(Lines of data)

+ + + + + + +

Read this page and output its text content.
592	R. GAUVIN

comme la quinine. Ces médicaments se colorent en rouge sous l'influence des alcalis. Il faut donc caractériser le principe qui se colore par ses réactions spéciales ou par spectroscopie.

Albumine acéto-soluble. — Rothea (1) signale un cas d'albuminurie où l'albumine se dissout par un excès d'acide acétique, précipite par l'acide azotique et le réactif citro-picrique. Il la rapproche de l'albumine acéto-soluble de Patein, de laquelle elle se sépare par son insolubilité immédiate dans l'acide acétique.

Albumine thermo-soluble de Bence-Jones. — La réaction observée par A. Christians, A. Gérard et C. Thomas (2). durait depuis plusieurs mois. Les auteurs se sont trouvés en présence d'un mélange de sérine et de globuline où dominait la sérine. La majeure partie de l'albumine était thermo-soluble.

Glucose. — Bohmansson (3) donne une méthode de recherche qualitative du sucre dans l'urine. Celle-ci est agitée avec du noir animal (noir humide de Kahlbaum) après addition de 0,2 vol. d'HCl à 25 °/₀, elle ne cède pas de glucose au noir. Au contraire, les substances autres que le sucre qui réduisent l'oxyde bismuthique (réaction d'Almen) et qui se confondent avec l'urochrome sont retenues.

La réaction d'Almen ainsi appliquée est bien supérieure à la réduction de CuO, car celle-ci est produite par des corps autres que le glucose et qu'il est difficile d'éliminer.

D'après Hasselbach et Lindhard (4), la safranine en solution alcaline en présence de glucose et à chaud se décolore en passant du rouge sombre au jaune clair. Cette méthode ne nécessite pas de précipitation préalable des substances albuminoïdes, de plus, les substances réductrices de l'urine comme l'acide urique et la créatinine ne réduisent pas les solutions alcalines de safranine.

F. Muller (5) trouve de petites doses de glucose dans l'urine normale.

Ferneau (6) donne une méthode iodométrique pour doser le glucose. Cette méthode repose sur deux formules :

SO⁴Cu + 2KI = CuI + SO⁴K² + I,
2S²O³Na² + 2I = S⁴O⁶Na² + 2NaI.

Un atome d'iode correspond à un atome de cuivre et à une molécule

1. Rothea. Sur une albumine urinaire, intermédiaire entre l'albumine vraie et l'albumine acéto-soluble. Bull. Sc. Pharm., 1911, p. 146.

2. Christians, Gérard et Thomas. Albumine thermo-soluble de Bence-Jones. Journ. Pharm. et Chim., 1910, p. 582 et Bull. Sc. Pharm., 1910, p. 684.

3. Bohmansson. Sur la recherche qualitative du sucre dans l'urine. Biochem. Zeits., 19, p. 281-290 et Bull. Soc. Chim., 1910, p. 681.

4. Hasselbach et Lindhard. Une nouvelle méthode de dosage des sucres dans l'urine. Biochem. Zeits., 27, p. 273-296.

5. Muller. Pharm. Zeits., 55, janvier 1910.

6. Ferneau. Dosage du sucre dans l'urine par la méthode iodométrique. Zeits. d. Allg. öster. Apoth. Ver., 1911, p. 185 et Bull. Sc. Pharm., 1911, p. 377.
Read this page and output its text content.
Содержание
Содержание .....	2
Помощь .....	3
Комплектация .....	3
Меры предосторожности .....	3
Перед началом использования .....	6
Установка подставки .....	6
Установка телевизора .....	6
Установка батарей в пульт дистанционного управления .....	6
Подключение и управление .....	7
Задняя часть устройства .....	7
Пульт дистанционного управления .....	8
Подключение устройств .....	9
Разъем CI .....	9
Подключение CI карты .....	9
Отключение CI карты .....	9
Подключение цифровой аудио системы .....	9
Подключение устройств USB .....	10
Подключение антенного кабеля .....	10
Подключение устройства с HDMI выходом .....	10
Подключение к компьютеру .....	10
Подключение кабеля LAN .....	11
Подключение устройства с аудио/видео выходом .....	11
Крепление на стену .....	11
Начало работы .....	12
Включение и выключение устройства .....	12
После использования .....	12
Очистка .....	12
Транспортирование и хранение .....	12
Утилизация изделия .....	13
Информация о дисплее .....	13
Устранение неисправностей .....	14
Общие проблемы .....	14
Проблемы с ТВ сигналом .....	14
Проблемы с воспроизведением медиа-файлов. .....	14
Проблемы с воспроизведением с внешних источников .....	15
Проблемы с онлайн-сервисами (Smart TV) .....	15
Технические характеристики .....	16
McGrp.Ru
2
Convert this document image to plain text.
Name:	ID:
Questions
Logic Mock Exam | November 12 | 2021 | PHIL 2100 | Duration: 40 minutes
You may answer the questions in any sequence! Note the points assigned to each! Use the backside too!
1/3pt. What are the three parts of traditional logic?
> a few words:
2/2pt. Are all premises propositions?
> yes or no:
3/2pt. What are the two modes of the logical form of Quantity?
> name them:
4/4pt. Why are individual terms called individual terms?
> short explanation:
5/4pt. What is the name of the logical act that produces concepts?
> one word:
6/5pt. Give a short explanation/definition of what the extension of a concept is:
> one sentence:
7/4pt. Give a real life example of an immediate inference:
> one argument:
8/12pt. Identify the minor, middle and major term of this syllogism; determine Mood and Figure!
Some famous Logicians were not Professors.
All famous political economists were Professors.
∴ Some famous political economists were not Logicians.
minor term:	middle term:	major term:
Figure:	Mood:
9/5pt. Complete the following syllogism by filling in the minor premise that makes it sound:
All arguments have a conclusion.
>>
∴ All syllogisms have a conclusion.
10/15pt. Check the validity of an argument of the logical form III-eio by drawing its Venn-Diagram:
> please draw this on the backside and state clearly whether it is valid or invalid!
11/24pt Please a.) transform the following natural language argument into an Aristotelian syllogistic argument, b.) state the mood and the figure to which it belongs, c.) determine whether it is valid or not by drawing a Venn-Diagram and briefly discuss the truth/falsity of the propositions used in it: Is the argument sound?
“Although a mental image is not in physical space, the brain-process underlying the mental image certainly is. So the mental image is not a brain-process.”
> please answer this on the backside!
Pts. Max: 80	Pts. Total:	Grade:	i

+ + + + + + +

▸ **PROBLEM DETAILS**
Each entry above is to be printed again exactly.

▸ **EXERCISE SOLUTION**
Read this page and output its text content.
592	R. GAUVIN

comme la quinine. Ces médicaments se colorent en rouge sous l'influence des alcalis. Il faut donc caractériser le principe qui se colore par ses réactions spéciales ou par spectroscopie.

Albumine acéto-soluble. — Rothea (1) signale un cas d'albuminurie où l'albumine se dissout par un excès d'acide acétique, précipite par l'acide azotique et le réactif citro-picrique. Il la rapproche de l'albumine acéto-soluble de Patein, de laquelle elle se sépare par son insolubilité immédiate dans l'acide acétique.

Albumine thermo-soluble de Bence-Jones. — La réaction observée par A. Christians, A. Gérard et C. Thomas (2). durait depuis plusieurs mois. Les auteurs se sont trouvés en présence d'un mélange de sérine et de globuline où dominait la sérine. La majeure partie de l'albumine était thermo-soluble.

Glucose. — Bohmansson (3) donne une méthode de recherche qualitative du sucre dans l'urine. Celle-ci est agitée avec du noir animal (noir humide de Kahlbaum) après addition de 0,2 vol. d'HCl à 25 °/₀, elle ne cède pas de glucose au noir. Au contraire, les substances autres que le sucre qui réduisent l'oxyde bismuthique (réaction d'Almen) et qui se confondent avec l'urochrome sont retenues.

La réaction d'Almen ainsi appliquée est bien supérieure à la réduction de CuO, car celle-ci est produite par des corps autres que le glucose et qu'il est difficile d'éliminer.

D'après Hasselbach et Lindhard (4), la safranine en solution alcaline en présence de glucose et à chaud se décolore en passant du rouge sombre au jaune clair. Cette méthode ne nécessite pas de précipitation préalable des substances albuminoïdes, de plus, les substances réductrices de l'urine comme l'acide urique et la créatinine ne réduisent pas les solutions alcalines de safranine.

F. Muller (5) trouve de petites doses de glucose dans l'urine normale.

Ferneau (6) donne une méthode iodométrique pour doser le glucose. Cette méthode repose sur deux formules :

SO⁴Cu + 2KI = CuI + SO⁴K² + I,
2S²O³Na² + 2I = S⁴O⁶Na² + 2NaI.

Un atome d'iode correspond à un atome de cuivre et à une molécule

1. Rothea. Sur une albumine urinaire, intermédiaire entre l'albumine vraie et l'albumine acéto-soluble. Bull. Sc. Pharm., 1911, p. 146.

2. Christians, Gérard et Thomas. Albumine thermo-soluble de Bence-Jones. Journ. Pharm. et Chim., 1910, p. 582 et Bull. Sc. Pharm., 1910, p. 684.

3. Bohmansson. Sur la recherche qualitative du sucre dans l'urine. Biochem. Zeits., 19, p. 281-290 et Bull. Soc. Chim., 1910, p. 681.

4. Hasselbach et Lindhard. Une nouvelle méthode de dosage des sucres dans l'urine. Biochem. Zeits., 27, p. 273-296.

5. Muller. Pharm. Zeits., 55, janvier 1910.

6. Ferneau. Dosage du sucre dans l'urine par la méthode iodométrique. Zeits. d. Allg. öster. Apoth. Ver., 1911, p. 185 et Bull. Sc. Pharm., 1911, p. 377.
Read this page and output its text content.
Содержание
Содержание .....	2
Помощь .....	3
Комплектация .....	3
Меры предосторожности .....	3
Перед началом использования .....	6
Установка подставки .....	6
Установка телевизора .....	6
Установка батарей в пульт дистанционного управления .....	6
Подключение и управление .....	7
Задняя часть устройства .....	7
Пульт дистанционного управления .....	8
Подключение устройств .....	9
Разъем CI .....	9
Подключение CI карты .....	9
Отключение CI карты .....	9
Подключение цифровой аудио системы .....	9
Подключение устройств USB .....	10
Подключение антенного кабеля .....	10
Подключение устройства с HDMI выходом .....	10
Подключение к компьютеру .....	10
Подключение кабеля LAN .....	11
Подключение устройства с аудио/видео выходом .....	11
Крепление на стену .....	11
Начало работы .....	12
Включение и выключение устройства .....	12
После использования .....	12
Очистка .....	12
Транспортирование и хранение .....	12
Утилизация изделия .....	13
Информация о дисплее .....	13
Устранение неисправностей .....	14
Общие проблемы .....	14
Проблемы с ТВ сигналом .....	14
Проблемы с воспроизведением медиа-файлов. .....	14
Проблемы с воспроизведением с внешних источников .....	15
Проблемы с онлайн-сервисами (Smart TV) .....	15
Технические характеристики .....	16
McGrp.Ru
2
Convert this document image to plain text.
Name:	ID:
Questions
Logic Mock Exam | November 12 | 2021 | PHIL 2100 | Duration: 40 minutes
You may answer the questions in any sequence! Note the points assigned to each! Use the backside too!
1/3pt. What are the three parts of traditional logic?
> a few words:
2/2pt. Are all premises propositions?
> yes or no:
3/2pt. What are the two modes of the logical form of Quantity?
> name them:
4/4pt. Why are individual terms called individual terms?
> short explanation:
5/4pt. What is the name of the logical act that produces concepts?
> one word:
6/5pt. Give a short explanation/definition of what the extension of a concept is:
> one sentence:
7/4pt. Give a real life example of an immediate inference:
> one argument:
8/12pt. Identify the minor, middle and major term of this syllogism; determine Mood and Figure!
Some famous Logicians were not Professors.
All famous political economists were Professors.
∴ Some famous political economists were not Logicians.
minor term:	middle term:	major term:
Figure:	Mood:
9/5pt. Complete the following syllogism by filling in the minor premise that makes it sound:
All arguments have a conclusion.
>>
∴ All syllogisms have a conclusion.
10/15pt. Check the validity of an argument of the logical form III-eio by drawing its Venn-Diagram:
> please draw this on the backside and state clearly whether it is valid or invalid!
11/24pt Please a.) transform the following natural language argument into an Aristotelian syllogistic argument, b.) state the mood and the figure to which it belongs, c.) determine whether it is valid or not by drawing a Venn-Diagram and briefly discuss the truth/falsity of the propositions used in it: Is the argument sound?
“Although a mental image is not in physical space, the brain-process underlying the mental image certainly is. So the mental image is not a brain-process.”
> please answer this on the backside!
Pts. Max: 80	Pts. Total:	Grade:	i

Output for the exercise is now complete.